■ Your goal ■
Return every record exactly as written.

▼▼▼

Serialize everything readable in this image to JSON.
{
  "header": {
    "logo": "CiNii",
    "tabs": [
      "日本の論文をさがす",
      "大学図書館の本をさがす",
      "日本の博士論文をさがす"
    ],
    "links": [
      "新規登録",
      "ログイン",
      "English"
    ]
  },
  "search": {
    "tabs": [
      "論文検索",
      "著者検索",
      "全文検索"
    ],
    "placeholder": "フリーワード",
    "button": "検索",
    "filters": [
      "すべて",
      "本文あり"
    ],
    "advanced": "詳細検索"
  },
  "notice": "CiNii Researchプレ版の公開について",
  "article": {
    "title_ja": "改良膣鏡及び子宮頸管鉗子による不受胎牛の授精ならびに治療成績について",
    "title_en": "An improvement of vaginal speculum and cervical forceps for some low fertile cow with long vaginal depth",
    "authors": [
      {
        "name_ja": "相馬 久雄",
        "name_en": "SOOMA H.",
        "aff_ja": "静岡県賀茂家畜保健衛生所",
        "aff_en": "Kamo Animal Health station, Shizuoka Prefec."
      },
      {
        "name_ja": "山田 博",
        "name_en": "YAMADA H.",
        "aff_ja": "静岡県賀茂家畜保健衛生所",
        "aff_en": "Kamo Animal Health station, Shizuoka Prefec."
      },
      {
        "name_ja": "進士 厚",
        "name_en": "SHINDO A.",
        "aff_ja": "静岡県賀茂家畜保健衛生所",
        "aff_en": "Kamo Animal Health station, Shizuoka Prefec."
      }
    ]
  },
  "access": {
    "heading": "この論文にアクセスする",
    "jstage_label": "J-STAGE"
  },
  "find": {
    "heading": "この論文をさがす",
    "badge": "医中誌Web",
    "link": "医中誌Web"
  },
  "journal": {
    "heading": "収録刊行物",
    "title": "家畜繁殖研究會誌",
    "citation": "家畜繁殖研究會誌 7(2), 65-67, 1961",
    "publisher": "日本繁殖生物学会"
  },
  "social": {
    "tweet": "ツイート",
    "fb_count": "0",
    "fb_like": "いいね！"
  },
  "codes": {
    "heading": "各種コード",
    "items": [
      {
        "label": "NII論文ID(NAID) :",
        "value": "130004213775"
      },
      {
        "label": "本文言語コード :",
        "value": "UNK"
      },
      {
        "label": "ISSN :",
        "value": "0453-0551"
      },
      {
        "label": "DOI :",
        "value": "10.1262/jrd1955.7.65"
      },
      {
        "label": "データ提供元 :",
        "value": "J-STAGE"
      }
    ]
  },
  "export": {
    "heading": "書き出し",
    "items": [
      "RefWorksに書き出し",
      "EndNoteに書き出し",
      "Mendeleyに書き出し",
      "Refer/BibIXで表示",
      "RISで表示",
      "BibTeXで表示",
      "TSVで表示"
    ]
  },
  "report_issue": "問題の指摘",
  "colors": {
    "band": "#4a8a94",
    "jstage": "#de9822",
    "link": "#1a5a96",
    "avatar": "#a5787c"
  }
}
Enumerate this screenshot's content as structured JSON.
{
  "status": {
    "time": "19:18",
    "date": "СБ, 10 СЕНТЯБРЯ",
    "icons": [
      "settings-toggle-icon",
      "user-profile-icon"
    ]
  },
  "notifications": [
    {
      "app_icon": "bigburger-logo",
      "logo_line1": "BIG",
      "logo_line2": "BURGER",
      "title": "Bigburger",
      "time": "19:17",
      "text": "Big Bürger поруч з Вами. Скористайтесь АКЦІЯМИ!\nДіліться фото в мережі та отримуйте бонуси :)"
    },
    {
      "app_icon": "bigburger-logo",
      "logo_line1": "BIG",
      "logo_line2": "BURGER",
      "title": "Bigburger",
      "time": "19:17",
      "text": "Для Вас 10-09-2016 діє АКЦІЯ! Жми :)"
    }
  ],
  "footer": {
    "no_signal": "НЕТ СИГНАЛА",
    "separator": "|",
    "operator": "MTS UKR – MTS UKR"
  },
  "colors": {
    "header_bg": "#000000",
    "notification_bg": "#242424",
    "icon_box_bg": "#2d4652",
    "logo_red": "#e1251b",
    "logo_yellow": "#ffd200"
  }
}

▲▲▲

■ Answer to the task ■
Serialize everything readable in this image to JSON.
{
  "header": {
    "logo": "CiNii",
    "tabs": [
      "日本の論文をさがす",
      "大学図書館の本をさがす",
      "日本の博士論文をさがす"
    ],
    "links": [
      "新規登録",
      "ログイン",
      "English"
    ]
  },
  "search": {
    "tabs": [
      "論文検索",
      "著者検索",
      "全文検索"
    ],
    "placeholder": "フリーワード",
    "button": "検索",
    "filters": [
      "すべて",
      "本文あり"
    ],
    "advanced": "詳細検索"
  },
  "notice": "CiNii Researchプレ版の公開について",
  "article": {
    "title_ja": "改良膣鏡及び子宮頸管鉗子による不受胎牛の授精ならびに治療成績について",
    "title_en": "An improvement of vaginal speculum and cervical forceps for some low fertile cow with long vaginal depth",
    "authors": [
      {
        "name_ja": "相馬 久雄",
        "name_en": "SOOMA H.",
        "aff_ja": "静岡県賀茂家畜保健衛生所",
        "aff_en": "Kamo Animal Health station, Shizuoka Prefec."
      },
      {
        "name_ja": "山田 博",
        "name_en": "YAMADA H.",
        "aff_ja": "静岡県賀茂家畜保健衛生所",
        "aff_en": "Kamo Animal Health station, Shizuoka Prefec."
      },
      {
        "name_ja": "進士 厚",
        "name_en": "SHINDO A.",
        "aff_ja": "静岡県賀茂家畜保健衛生所",
        "aff_en": "Kamo Animal Health station, Shizuoka Prefec."
      }
    ]
  },
  "access": {
    "heading": "この論文にアクセスする",
    "jstage_label": "J-STAGE"
  },
  "find": {
    "heading": "この論文をさがす",
    "badge": "医中誌Web",
    "link": "医中誌Web"
  },
  "journal": {
    "heading": "収録刊行物",
    "title": "家畜繁殖研究會誌",
    "citation": "家畜繁殖研究會誌 7(2), 65-67, 1961",
    "publisher": "日本繁殖生物学会"
  },
  "social": {
    "tweet": "ツイート",
    "fb_count": "0",
    "fb_like": "いいね！"
  },
  "codes": {
    "heading": "各種コード",
    "items": [
      {
        "label": "NII論文ID(NAID) :",
        "value": "130004213775"
      },
      {
        "label": "本文言語コード :",
        "value": "UNK"
      },
      {
        "label": "ISSN :",
        "value": "0453-0551"
      },
      {
        "label": "DOI :",
        "value": "10.1262/jrd1955.7.65"
      },
      {
        "label": "データ提供元 :",
        "value": "J-STAGE"
      }
    ]
  },
  "export": {
    "heading": "書き出し",
    "items": [
      "RefWorksに書き出し",
      "EndNoteに書き出し",
      "Mendeleyに書き出し",
      "Refer/BibIXで表示",
      "RISで表示",
      "BibTeXで表示",
      "TSVで表示"
    ]
  },
  "report_issue": "問題の指摘",
  "colors": {
    "band": "#4a8a94",
    "jstage": "#de9822",
    "link": "#1a5a96",
    "avatar": "#a5787c"
  }
}
Enumerate this screenshot's content as structured JSON.
{
  "status": {
    "time": "19:18",
    "date": "СБ, 10 СЕНТЯБРЯ",
    "icons": [
      "settings-toggle-icon",
      "user-profile-icon"
    ]
  },
  "notifications": [
    {
      "app_icon": "bigburger-logo",
      "logo_line1": "BIG",
      "logo_line2": "BURGER",
      "title": "Bigburger",
      "time": "19:17",
      "text": "Big Bürger поруч з Вами. Скористайтесь АКЦІЯМИ!\nДіліться фото в мережі та отримуйте бонуси :)"
    },
    {
      "app_icon": "bigburger-logo",
      "logo_line1": "BIG",
      "logo_line2": "BURGER",
      "title": "Bigburger",
      "time": "19:17",
      "text": "Для Вас 10-09-2016 діє АКЦІЯ! Жми :)"
    }
  ],
  "footer": {
    "no_signal": "НЕТ СИГНАЛА",
    "separator": "|",
    "operator": "MTS UKR – MTS UKR"
  },
  "colors": {
    "header_bg": "#000000",
    "notification_bg": "#242424",
    "icon_box_bg": "#2d4652",
    "logo_red": "#e1251b",
    "logo_yellow": "#ffd200"
  }
}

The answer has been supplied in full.